___ Selected passage ___
In 2001 this didn’t go over so well.

Moynihan Court House – site of successful criminal prosecutions of terrorists

I think I was asking too much of them at the time. That moment was infused with panic and fear, and inflamed by an administration that could invoke Pearl Harbor, the Old West and the Clash of Civilizations in a single breath. What I was asking them to consider seemed weak, effete, intellectual and ineffectual. It was us-or-them and some pointy-headed, tweedy moonlighting assistant professor wasn’t going to persuade them to entrust their desire for revenge to the CIA, FBI, lawyers and judges. That any reaction other than war was possible had been crowded out of public consciousness and it is important to recall today how harshly any dissent was dealt with at the time: it was labeled unpatriotic, it was heresy against the memory of the heroes of 9/11; are you one of them?

I don’t claim to have had any idea at the time what would unfold because of the former administration’s decision to invent the “war on terror.” But that choice to do so — and here I want to distinguish between the Events and the American (over)reaction to them — changed the field of Middle East History, my area of expertise, and altered the environment in which the teaching of and research on human rights takes place.

The extent of shared humanity

The starting point for my “Human Rights” course is a close examination of the framing of the Universal Declaration of Human Rights in the wake of World War II. The framers of the UDHR — including Eleanor Roosevelt, for whom this blog is named — insisted that the declaration was an expansion to all of humanity of the kinds of rights established in various national compacts and constitutions including the US Bill of Rights.

The reaction to 9/11 called into question how committed Americans are to the universal nature of human rights. This is of course the question raised by the elaboration of a separate legal system outside of US law for the men held at Guantanamo Bay. In the words of Navy lawyer Lt. Cmdr. Charles Swift, who argued the Hamdan vs. Rumsfeld case: “All men have rights, including the right to a trial — a regular trial! The abuse of prisoners indicates that we don’t think detainees are human.” How then to reconcile the preeminent role of American political thought on the universality of human rights with the application of those rights in practice only to US citizens on US soil? As in other historical fields is there an American human rights exceptionalism?

As I teach human rights, I’ve found that it’s easy to get students to support the human rights claims of a Nelson Mandela or a nameless middle-class college student facing a truncheon in Tahrir Square. The true test of our humanity is seeing that humanity in those monsters that live in our midst. In making war, we are asked to temporarily forget the humanity of the enemy; the overreaction to the Events that led us into wars of our own choosing made that forgetting simple and without cost.
___ Dataset records ___
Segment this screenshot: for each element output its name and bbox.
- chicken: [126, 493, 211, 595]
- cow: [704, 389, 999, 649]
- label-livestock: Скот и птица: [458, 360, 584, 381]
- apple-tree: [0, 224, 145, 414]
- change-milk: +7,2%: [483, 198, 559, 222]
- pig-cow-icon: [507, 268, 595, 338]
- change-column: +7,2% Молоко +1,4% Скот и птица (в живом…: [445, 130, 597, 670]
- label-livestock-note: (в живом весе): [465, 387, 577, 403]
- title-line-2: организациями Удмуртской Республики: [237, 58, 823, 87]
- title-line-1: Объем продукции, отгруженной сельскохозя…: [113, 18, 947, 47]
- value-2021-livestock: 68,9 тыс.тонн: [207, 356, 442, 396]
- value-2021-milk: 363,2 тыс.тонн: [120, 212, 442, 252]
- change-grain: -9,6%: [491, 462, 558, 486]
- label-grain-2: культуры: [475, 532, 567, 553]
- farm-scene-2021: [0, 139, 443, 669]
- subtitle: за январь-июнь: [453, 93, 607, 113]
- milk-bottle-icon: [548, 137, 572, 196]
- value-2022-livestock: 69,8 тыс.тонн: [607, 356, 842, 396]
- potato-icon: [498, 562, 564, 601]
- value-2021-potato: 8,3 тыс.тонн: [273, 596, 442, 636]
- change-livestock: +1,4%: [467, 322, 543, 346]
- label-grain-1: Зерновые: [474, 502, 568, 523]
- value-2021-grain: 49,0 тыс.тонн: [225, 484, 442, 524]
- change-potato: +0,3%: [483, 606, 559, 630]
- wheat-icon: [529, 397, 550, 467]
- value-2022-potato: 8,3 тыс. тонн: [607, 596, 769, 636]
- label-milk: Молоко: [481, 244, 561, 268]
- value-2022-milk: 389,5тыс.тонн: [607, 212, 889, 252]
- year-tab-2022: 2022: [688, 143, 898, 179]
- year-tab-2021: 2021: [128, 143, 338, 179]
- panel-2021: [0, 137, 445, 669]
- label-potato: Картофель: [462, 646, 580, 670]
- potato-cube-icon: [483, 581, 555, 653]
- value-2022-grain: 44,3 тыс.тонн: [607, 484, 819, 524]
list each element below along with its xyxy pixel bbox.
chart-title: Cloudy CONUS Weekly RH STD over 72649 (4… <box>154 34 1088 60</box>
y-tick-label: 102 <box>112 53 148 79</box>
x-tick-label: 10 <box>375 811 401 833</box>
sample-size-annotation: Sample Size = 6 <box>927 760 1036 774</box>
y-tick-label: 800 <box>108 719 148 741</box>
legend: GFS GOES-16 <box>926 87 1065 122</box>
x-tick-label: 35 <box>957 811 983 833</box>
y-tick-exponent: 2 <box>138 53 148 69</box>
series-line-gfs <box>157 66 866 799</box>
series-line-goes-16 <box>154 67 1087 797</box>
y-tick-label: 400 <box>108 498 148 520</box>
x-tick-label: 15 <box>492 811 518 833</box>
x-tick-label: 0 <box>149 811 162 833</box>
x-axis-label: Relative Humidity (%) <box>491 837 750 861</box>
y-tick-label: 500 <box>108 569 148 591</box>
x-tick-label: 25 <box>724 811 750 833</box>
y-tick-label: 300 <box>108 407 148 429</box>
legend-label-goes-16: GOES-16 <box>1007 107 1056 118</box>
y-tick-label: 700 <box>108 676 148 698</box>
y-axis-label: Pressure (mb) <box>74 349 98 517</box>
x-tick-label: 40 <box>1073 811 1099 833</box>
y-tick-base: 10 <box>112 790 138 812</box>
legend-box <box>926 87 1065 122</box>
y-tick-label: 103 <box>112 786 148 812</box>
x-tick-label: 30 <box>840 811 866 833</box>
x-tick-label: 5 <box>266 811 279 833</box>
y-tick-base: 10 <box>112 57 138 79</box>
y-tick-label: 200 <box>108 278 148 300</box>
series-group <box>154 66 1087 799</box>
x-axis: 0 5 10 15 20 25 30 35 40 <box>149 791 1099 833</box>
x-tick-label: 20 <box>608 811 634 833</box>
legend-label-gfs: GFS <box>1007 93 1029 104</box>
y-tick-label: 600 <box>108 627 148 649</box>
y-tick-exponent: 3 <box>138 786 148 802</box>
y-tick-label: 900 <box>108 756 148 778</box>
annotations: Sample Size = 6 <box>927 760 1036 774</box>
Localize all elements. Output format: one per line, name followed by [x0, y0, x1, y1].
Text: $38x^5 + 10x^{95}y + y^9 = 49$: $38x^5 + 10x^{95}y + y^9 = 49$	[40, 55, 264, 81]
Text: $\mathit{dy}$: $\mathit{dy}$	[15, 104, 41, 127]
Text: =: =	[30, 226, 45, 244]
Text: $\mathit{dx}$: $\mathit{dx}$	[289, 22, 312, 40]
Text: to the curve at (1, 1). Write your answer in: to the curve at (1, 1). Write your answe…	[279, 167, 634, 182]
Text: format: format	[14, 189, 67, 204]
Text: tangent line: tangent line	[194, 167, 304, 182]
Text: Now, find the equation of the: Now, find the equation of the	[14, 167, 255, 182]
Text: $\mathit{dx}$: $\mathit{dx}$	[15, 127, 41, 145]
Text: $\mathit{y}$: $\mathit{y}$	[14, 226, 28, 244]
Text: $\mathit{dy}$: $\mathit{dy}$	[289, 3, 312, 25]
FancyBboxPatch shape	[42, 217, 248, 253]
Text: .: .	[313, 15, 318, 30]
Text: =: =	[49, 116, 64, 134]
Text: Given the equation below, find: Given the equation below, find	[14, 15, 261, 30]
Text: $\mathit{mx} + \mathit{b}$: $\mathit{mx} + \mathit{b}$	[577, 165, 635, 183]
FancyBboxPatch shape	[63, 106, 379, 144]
___
• **Tasks to perform**:
- a) According to the essay on teaching human rights after 9/11, what is the starting point of the "Human Rights" course?
- b) Carry on the essay on teaching human rights after 9/11, picking up after its final sentence.

• **Final results**:
- a) The starting point is a close examination of the framing of the Universal Declaration of Human Rights in the wake of World War II.

- b)
Cultures of Impunity

In the Middle East of today or the South America of the late-20th century when those who abuse human rights under the color of authority routinely get away with it, it is said to have created a “culture of impunity.” As we examine how cultures of impunity are addressed and ended, my students can’t help but see clear echoes of that culture in post-9/11 euphemisms like “extreme rendition” and “enhanced interrogation.” As word comes that the CIA rendered suspects unto Libya and a former US vice-president fears arrest as a war criminal, connecting foreign cultures of impunity to a domestic one doesn’t evoke their outrage but reinforces a creeping cynicism. This cynicism is a pendulum swing away from the too credulous attitudes towards authority and the military solution of a half-generation ago among students who were older when 9/11 took place. This cynicism concerns me inasmuch as it doesn’t enjoin action, but rather its reverse and reinforces an even more dangerous sense of alienation from our political structures.

This last year, for the first time I found myself having to tell the history of 9/11 to my students in my giant freshman course, “Fundamentalism.” Before then, I had assumed that they “knew” what had happened. When I began teaching that class, my freshmen were 12 years old when 9/11 took place and many do remember it, or at least think they do and could tell stories about watching the towers collapse on televisions rolled into their junior high classrooms. This year’s freshmen were 8 years old when it happened and their memory of the events, if they have any at all, is mediated by what happened after: the Iraq War, the financial collapse, the election of Barack Obama.

Historians sometimes use (and abuse) the concept of historical interruption. The idea is that a society is evolving or moving a certain direction and some event or war or social or economic collapse sidetracks it onto a course (usually bad) it wouldn’t have taken otherwise. The United States and its relationship to human rights seemed to have been moving in a different historical direction before 9/11. The question we’ll need to answer and what I’ll pose to my students for the rest of my career is whether America and Americans are now back on that path?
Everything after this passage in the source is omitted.